* _Stated exercise_:
Locate each line holding the string "this" and copy it.

Extracts from a graphics dataset:
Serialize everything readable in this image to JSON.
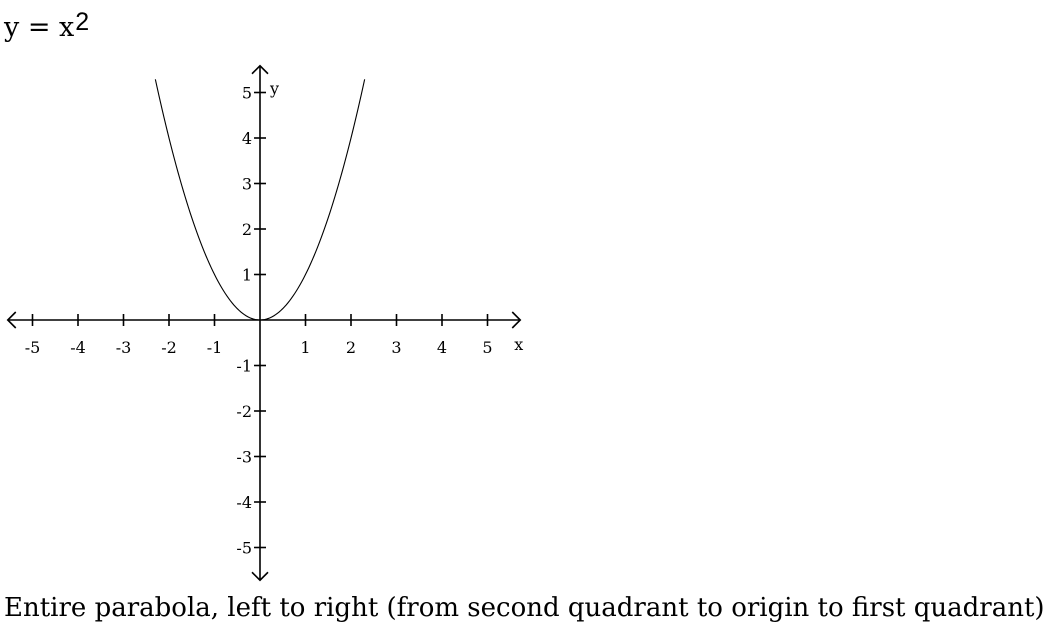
{
  "equation": {
    "base": "y = x",
    "exponent": "2"
  },
  "caption": "Entire parabola, left to right (from second quadrant to origin to first quadrant)",
  "chart_data": {
    "type": "line",
    "function": "y = x^2",
    "xlabel": "x",
    "ylabel": "y",
    "xlim": [
      -5.5,
      5.5
    ],
    "ylim": [
      -5.5,
      5.5
    ],
    "xticks": [
      -5,
      -4,
      -3,
      -2,
      -1,
      1,
      2,
      3,
      4,
      5
    ],
    "yticks": [
      -5,
      -4,
      -3,
      -2,
      -1,
      1,
      2,
      3,
      4,
      5
    ],
    "xtick_labels": [
      "-5",
      "-4",
      "-3",
      "-2",
      "-1",
      "1",
      "2",
      "3",
      "4",
      "5"
    ],
    "ytick_labels": [
      "-5",
      "-4",
      "-3",
      "-2",
      "-1",
      "1",
      "2",
      "3",
      "4",
      "5"
    ],
    "grid": false,
    "axis_arrows": true,
    "series": [
      {
        "x": [
          -2.3,
          -2,
          -1.5,
          -1,
          -0.5,
          0,
          0.5,
          1,
          1.5,
          2,
          2.3
        ],
        "y": [
          5.29,
          4,
          2.25,
          1,
          0.25,
          0,
          0.25,
          1,
          2.25,
          4,
          5.29
        ],
        "color": "#000000"
      }
    ]
  }
}
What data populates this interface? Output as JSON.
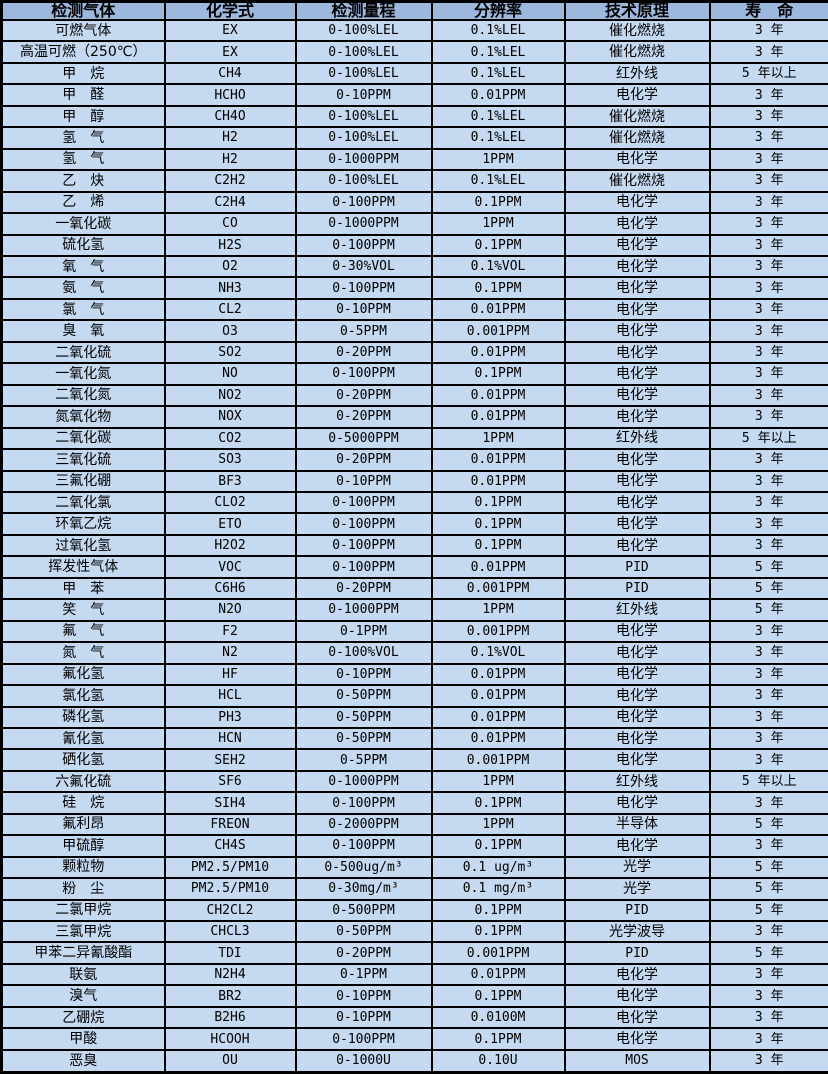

* _Result_:
Serialize everything readable in this image to JSON.
What data populates this interface? Output as JSON.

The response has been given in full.